### Do this:
Leave the pictures out and transcribe every record exactly.
--- begin Raw data ---
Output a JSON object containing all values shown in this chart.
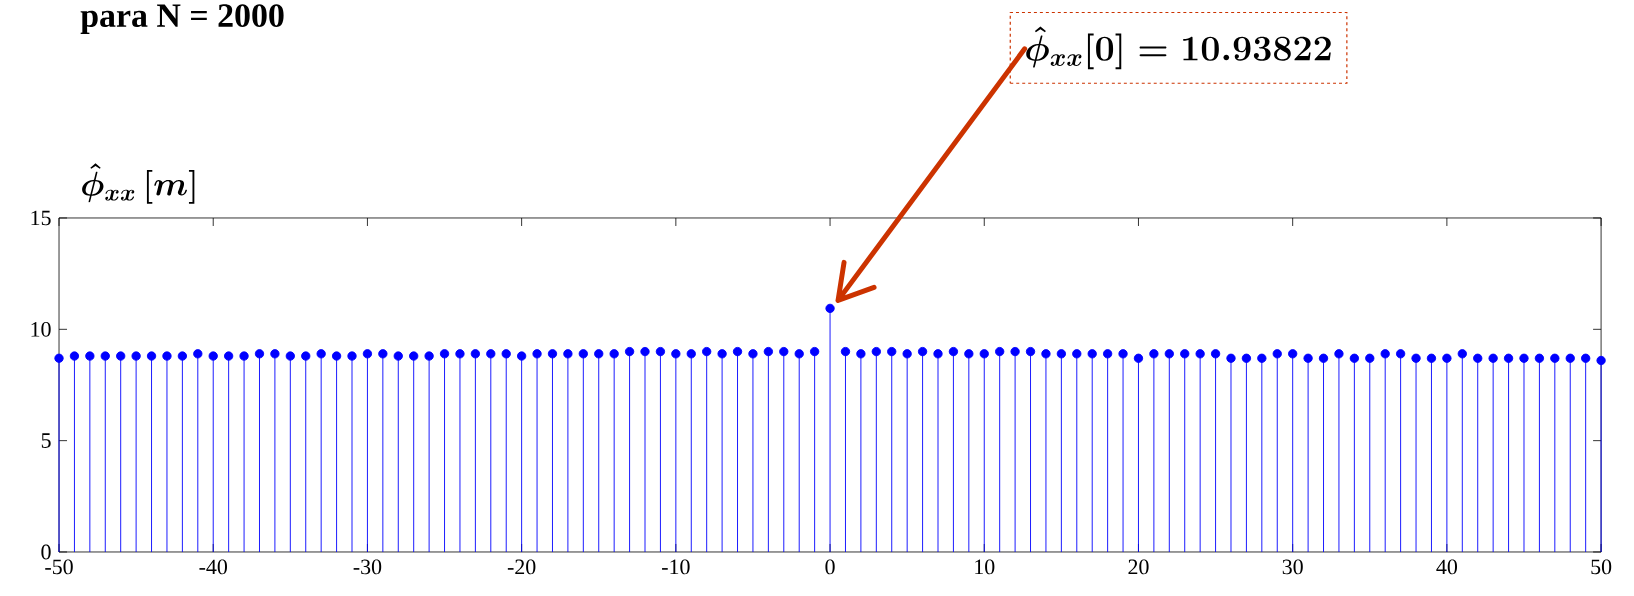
{
  "chart_data": {
    "type": "lollipop",
    "title": "para N = 2000",
    "ylabel": "\\hat{\\phi}_{xx}\\,[m]",
    "annotations": [
      "\\hat{\\phi}_{xx}[0] = 10.93822"
    ],
    "x": [
      -50,
      -49,
      -48,
      -47,
      -46,
      -45,
      -44,
      -43,
      -42,
      -41,
      -40,
      -39,
      -38,
      -37,
      -36,
      -35,
      -34,
      -33,
      -32,
      -31,
      -30,
      -29,
      -28,
      -27,
      -26,
      -25,
      -24,
      -23,
      -22,
      -21,
      -20,
      -19,
      -18,
      -17,
      -16,
      -15,
      -14,
      -13,
      -12,
      -11,
      -10,
      -9,
      -8,
      -7,
      -6,
      -5,
      -4,
      -3,
      -2,
      -1,
      0,
      1,
      2,
      3,
      4,
      5,
      6,
      7,
      8,
      9,
      10,
      11,
      12,
      13,
      14,
      15,
      16,
      17,
      18,
      19,
      20,
      21,
      22,
      23,
      24,
      25,
      26,
      27,
      28,
      29,
      30,
      31,
      32,
      33,
      34,
      35,
      36,
      37,
      38,
      39,
      40,
      41,
      42,
      43,
      44,
      45,
      46,
      47,
      48,
      49,
      50
    ],
    "values": [
      8.7,
      8.8,
      8.8,
      8.8,
      8.8,
      8.8,
      8.8,
      8.8,
      8.8,
      8.9,
      8.8,
      8.8,
      8.8,
      8.9,
      8.9,
      8.8,
      8.8,
      8.9,
      8.8,
      8.8,
      8.9,
      8.9,
      8.8,
      8.8,
      8.8,
      8.9,
      8.9,
      8.9,
      8.9,
      8.9,
      8.8,
      8.9,
      8.9,
      8.9,
      8.9,
      8.9,
      8.9,
      9.0,
      9.0,
      9.0,
      8.9,
      8.9,
      9.0,
      8.9,
      9.0,
      8.9,
      9.0,
      9.0,
      8.9,
      9.0,
      10.94,
      9.0,
      8.9,
      9.0,
      9.0,
      8.9,
      9.0,
      8.9,
      9.0,
      8.9,
      8.9,
      9.0,
      9.0,
      9.0,
      8.9,
      8.9,
      8.9,
      8.9,
      8.9,
      8.9,
      8.7,
      8.9,
      8.9,
      8.9,
      8.9,
      8.9,
      8.7,
      8.7,
      8.7,
      8.9,
      8.9,
      8.7,
      8.7,
      8.9,
      8.7,
      8.7,
      8.9,
      8.9,
      8.7,
      8.7,
      8.7,
      8.9,
      8.7,
      8.7,
      8.7,
      8.7,
      8.7,
      8.7,
      8.7,
      8.7,
      8.6
    ],
    "color": "#0000ff",
    "marker": "circle",
    "xlim": [
      -50,
      50
    ],
    "ylim": [
      0,
      15
    ],
    "xticks": [
      -50,
      -40,
      -30,
      -20,
      -10,
      0,
      10,
      20,
      30,
      40,
      50
    ],
    "yticks": [
      0,
      5,
      10,
      15
    ]
  }
}
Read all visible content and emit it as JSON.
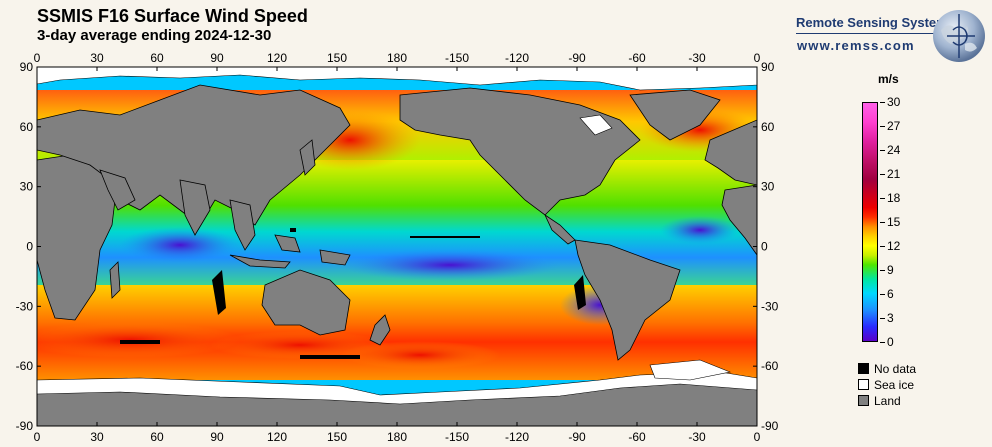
--- end Raw data ---
### Complete answer:
Output a JSON object containing all values shown in this chart.
{
  "chart_data": {
    "type": "lollipop",
    "title": "para N = 2000",
    "ylabel": "\\hat{\\phi}_{xx}\\,[m]",
    "annotations": [
      "\\hat{\\phi}_{xx}[0] = 10.93822"
    ],
    "x": [
      -50,
      -49,
      -48,
      -47,
      -46,
      -45,
      -44,
      -43,
      -42,
      -41,
      -40,
      -39,
      -38,
      -37,
      -36,
      -35,
      -34,
      -33,
      -32,
      -31,
      -30,
      -29,
      -28,
      -27,
      -26,
      -25,
      -24,
      -23,
      -22,
      -21,
      -20,
      -19,
      -18,
      -17,
      -16,
      -15,
      -14,
      -13,
      -12,
      -11,
      -10,
      -9,
      -8,
      -7,
      -6,
      -5,
      -4,
      -3,
      -2,
      -1,
      0,
      1,
      2,
      3,
      4,
      5,
      6,
      7,
      8,
      9,
      10,
      11,
      12,
      13,
      14,
      15,
      16,
      17,
      18,
      19,
      20,
      21,
      22,
      23,
      24,
      25,
      26,
      27,
      28,
      29,
      30,
      31,
      32,
      33,
      34,
      35,
      36,
      37,
      38,
      39,
      40,
      41,
      42,
      43,
      44,
      45,
      46,
      47,
      48,
      49,
      50
    ],
    "values": [
      8.7,
      8.8,
      8.8,
      8.8,
      8.8,
      8.8,
      8.8,
      8.8,
      8.8,
      8.9,
      8.8,
      8.8,
      8.8,
      8.9,
      8.9,
      8.8,
      8.8,
      8.9,
      8.8,
      8.8,
      8.9,
      8.9,
      8.8,
      8.8,
      8.8,
      8.9,
      8.9,
      8.9,
      8.9,
      8.9,
      8.8,
      8.9,
      8.9,
      8.9,
      8.9,
      8.9,
      8.9,
      9.0,
      9.0,
      9.0,
      8.9,
      8.9,
      9.0,
      8.9,
      9.0,
      8.9,
      9.0,
      9.0,
      8.9,
      9.0,
      10.94,
      9.0,
      8.9,
      9.0,
      9.0,
      8.9,
      9.0,
      8.9,
      9.0,
      8.9,
      8.9,
      9.0,
      9.0,
      9.0,
      8.9,
      8.9,
      8.9,
      8.9,
      8.9,
      8.9,
      8.7,
      8.9,
      8.9,
      8.9,
      8.9,
      8.9,
      8.7,
      8.7,
      8.7,
      8.9,
      8.9,
      8.7,
      8.7,
      8.9,
      8.7,
      8.7,
      8.9,
      8.9,
      8.7,
      8.7,
      8.7,
      8.9,
      8.7,
      8.7,
      8.7,
      8.7,
      8.7,
      8.7,
      8.7,
      8.7,
      8.6
    ],
    "color": "#0000ff",
    "marker": "circle",
    "xlim": [
      -50,
      50
    ],
    "ylim": [
      0,
      15
    ],
    "xticks": [
      -50,
      -40,
      -30,
      -20,
      -10,
      0,
      10,
      20,
      30,
      40,
      50
    ],
    "yticks": [
      0,
      5,
      10,
      15
    ]
  }
}
Read all visible content and emit it as JSON.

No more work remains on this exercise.